### GIVEN INSTRUCTION
Copy the records word for word from the very first line through the line that contains "stage-list[interactable]: ノーマル 4-5".

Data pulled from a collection
** begin **

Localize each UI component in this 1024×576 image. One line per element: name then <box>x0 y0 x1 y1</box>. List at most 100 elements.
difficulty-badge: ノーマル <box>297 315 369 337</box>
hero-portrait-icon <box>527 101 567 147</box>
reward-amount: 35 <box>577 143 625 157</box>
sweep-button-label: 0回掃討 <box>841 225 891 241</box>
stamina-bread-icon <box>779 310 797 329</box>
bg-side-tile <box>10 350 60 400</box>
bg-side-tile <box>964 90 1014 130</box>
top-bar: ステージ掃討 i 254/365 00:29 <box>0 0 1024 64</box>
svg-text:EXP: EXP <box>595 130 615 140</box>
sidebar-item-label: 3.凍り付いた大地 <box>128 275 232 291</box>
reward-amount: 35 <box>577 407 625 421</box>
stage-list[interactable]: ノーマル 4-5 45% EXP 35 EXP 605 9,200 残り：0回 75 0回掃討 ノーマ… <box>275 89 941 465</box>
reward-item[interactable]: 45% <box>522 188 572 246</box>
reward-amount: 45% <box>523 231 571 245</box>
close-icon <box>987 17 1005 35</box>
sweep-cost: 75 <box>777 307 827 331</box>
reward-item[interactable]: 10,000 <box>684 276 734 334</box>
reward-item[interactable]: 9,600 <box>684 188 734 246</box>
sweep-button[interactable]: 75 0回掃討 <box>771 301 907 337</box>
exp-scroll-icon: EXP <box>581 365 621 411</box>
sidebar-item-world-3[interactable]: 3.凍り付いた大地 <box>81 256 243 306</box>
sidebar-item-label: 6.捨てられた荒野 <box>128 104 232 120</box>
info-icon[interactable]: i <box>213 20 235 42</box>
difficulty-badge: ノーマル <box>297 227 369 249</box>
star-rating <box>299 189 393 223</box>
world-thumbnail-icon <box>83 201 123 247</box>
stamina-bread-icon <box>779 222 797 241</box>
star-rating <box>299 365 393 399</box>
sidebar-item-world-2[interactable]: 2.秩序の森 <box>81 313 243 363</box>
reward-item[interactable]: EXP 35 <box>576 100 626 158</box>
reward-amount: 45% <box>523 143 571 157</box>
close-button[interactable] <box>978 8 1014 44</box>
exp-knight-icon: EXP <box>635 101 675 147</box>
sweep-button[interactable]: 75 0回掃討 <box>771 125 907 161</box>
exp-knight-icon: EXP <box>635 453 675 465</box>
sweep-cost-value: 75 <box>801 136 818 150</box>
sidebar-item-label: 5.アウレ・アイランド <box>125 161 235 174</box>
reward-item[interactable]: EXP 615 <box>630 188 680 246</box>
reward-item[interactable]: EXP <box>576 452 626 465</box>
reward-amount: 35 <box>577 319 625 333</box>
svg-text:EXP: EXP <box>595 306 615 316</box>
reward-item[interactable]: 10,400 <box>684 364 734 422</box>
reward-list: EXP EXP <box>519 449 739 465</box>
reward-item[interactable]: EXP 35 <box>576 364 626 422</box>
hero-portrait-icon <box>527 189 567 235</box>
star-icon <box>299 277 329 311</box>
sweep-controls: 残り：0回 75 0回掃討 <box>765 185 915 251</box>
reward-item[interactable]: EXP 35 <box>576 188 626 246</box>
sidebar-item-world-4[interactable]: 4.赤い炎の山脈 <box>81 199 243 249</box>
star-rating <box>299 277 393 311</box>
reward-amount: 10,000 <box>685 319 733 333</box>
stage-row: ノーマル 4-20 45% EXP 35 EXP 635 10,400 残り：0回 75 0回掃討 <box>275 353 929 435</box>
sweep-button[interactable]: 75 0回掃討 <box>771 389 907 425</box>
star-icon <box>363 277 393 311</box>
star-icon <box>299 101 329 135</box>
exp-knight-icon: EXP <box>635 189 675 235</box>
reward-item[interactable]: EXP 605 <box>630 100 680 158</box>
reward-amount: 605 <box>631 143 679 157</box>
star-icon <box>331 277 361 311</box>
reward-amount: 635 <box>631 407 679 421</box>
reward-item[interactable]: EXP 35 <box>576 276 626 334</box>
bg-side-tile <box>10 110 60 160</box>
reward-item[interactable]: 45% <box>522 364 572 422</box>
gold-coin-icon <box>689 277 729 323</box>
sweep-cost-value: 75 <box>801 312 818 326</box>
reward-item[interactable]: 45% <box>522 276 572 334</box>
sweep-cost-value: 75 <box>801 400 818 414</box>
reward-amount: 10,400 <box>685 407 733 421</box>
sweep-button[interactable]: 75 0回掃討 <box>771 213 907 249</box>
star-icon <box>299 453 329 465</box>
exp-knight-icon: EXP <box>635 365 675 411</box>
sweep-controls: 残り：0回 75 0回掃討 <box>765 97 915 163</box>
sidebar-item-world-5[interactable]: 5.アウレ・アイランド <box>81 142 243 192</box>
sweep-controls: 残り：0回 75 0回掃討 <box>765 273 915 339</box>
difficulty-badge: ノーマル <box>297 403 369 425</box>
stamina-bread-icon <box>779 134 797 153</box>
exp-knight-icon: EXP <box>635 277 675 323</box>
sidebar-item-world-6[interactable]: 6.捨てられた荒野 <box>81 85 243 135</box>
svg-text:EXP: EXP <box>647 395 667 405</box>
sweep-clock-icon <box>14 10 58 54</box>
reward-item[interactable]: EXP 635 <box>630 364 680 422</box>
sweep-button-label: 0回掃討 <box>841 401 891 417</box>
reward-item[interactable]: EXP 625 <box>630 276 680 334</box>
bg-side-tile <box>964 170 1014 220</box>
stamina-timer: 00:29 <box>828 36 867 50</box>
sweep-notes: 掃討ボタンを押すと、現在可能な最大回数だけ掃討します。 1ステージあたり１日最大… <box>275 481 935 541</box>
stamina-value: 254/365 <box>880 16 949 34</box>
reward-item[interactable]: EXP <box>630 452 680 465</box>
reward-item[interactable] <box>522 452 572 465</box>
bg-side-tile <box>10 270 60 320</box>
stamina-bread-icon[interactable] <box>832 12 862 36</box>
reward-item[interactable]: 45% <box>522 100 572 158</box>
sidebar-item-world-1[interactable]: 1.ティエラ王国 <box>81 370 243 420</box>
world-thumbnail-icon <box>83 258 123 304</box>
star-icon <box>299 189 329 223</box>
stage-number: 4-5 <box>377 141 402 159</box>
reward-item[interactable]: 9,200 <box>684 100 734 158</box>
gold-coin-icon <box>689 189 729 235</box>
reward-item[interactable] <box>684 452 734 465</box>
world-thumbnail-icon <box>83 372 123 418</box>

** end **

### EXERCISE RESPONSE
Localize each UI component in this 1024×576 image. One line per element: name then <box>x0 y0 x1 y1</box>. List at most 100 elements.
difficulty-badge: ノーマル <box>297 315 369 337</box>
hero-portrait-icon <box>527 101 567 147</box>
reward-amount: 35 <box>577 143 625 157</box>
sweep-button-label: 0回掃討 <box>841 225 891 241</box>
stamina-bread-icon <box>779 310 797 329</box>
bg-side-tile <box>10 350 60 400</box>
bg-side-tile <box>964 90 1014 130</box>
top-bar: ステージ掃討 i 254/365 00:29 <box>0 0 1024 64</box>
svg-text:EXP: EXP <box>595 130 615 140</box>
sidebar-item-label: 3.凍り付いた大地 <box>128 275 232 291</box>
reward-amount: 35 <box>577 407 625 421</box>
stage-list[interactable]: ノーマル 4-5 45% EXP 35 EXP 605 9,200 残り：0回 75 0回掃討 ノーマ… <box>275 89 941 465</box>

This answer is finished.